(Structured figure records)
* START *
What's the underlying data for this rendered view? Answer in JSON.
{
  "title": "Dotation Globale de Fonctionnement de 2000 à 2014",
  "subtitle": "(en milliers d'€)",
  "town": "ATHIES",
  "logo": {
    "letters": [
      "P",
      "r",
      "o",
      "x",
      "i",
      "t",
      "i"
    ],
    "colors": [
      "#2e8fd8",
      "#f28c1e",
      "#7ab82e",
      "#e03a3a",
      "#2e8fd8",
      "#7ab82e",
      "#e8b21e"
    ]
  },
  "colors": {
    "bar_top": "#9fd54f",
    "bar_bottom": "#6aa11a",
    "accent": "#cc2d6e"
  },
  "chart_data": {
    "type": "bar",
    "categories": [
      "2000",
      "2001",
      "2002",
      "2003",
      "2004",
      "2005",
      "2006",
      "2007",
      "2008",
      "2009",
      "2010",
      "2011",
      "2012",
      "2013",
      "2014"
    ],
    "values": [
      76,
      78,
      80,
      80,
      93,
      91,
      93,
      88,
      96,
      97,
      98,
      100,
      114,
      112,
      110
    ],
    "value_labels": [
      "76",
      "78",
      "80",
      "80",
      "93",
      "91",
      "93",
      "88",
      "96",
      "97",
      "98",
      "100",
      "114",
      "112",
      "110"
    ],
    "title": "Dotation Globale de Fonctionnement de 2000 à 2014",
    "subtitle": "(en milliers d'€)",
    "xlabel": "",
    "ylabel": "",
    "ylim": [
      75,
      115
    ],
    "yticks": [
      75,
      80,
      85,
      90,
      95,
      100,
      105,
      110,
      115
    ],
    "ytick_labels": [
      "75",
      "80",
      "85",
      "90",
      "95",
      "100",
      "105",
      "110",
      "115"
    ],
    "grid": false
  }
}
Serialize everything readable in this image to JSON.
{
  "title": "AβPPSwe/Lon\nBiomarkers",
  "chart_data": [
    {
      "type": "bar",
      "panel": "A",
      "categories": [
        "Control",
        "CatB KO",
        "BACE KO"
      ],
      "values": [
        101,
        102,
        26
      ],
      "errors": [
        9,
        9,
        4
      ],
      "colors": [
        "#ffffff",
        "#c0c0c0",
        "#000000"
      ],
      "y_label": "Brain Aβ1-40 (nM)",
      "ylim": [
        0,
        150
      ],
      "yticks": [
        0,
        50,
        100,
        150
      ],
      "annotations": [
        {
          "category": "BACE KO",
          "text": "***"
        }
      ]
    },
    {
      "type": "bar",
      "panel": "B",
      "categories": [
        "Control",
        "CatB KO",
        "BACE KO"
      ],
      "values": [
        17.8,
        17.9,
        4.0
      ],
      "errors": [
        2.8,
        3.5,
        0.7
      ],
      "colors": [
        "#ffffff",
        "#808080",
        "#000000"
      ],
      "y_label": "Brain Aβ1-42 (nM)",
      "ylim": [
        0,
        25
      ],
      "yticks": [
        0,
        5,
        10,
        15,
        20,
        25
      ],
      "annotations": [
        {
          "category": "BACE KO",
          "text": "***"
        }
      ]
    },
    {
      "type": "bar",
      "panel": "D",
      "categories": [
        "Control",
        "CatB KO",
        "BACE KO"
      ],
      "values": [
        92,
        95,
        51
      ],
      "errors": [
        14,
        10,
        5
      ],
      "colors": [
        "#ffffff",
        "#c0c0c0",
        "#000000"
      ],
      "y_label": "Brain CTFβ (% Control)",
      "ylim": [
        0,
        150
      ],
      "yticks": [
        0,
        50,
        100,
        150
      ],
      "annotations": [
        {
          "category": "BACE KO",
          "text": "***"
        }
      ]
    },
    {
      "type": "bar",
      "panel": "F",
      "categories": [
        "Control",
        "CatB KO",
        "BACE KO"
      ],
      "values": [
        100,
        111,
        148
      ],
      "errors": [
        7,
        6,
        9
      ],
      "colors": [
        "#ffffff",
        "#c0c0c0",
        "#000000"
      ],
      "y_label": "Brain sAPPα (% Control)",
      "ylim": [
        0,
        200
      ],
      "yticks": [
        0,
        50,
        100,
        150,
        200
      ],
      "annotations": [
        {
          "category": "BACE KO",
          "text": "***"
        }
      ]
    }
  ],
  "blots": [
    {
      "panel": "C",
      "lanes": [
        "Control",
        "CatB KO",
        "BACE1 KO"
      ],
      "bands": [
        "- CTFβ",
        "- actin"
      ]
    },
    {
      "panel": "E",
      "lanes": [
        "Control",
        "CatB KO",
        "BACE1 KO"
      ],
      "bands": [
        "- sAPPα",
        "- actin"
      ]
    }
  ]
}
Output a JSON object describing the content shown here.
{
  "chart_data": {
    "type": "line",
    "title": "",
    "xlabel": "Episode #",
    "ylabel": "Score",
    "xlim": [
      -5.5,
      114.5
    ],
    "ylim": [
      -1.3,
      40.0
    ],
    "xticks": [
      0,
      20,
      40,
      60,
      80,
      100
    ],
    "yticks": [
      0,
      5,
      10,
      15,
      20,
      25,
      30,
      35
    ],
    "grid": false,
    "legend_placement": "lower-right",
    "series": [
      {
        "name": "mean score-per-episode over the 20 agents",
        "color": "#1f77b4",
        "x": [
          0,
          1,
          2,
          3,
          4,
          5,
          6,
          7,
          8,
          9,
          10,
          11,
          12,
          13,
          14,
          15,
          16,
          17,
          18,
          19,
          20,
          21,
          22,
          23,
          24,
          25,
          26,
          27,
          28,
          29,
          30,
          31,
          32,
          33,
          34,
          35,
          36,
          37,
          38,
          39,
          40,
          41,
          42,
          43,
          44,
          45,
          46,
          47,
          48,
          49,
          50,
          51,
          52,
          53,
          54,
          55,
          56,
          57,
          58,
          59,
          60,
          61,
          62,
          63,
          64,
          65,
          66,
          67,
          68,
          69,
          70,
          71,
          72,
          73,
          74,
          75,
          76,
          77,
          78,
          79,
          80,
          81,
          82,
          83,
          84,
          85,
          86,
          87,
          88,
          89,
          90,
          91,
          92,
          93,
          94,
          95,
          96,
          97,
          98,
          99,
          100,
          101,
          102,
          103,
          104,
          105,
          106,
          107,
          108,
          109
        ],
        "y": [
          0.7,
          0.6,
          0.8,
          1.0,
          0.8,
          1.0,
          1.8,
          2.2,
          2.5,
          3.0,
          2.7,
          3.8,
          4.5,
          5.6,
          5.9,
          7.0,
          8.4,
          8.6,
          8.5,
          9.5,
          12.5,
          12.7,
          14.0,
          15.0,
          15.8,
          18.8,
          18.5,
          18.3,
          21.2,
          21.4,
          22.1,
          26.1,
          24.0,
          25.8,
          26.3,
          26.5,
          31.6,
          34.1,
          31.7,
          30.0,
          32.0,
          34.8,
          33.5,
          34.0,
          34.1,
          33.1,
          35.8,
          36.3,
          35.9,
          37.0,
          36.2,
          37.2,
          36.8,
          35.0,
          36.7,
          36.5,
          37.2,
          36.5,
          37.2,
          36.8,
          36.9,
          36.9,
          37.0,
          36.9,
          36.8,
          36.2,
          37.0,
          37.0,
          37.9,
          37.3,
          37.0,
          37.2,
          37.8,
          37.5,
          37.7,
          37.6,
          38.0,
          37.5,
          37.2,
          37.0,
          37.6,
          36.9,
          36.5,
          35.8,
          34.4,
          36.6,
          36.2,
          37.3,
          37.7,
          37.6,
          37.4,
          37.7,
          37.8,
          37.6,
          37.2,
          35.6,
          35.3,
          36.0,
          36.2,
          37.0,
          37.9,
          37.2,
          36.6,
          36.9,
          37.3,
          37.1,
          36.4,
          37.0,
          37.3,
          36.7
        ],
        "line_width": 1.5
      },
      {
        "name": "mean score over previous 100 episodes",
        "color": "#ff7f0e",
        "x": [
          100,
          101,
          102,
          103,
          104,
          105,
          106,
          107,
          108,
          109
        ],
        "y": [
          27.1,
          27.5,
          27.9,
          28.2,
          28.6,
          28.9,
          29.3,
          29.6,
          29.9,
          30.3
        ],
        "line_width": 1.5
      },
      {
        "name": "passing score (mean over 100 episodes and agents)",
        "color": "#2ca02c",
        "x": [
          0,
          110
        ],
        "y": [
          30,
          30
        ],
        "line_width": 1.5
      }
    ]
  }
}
* END *
Exercise aim - State how many lines of the listing above hold the word "mean", with nothing but the number.

Finished answer - 3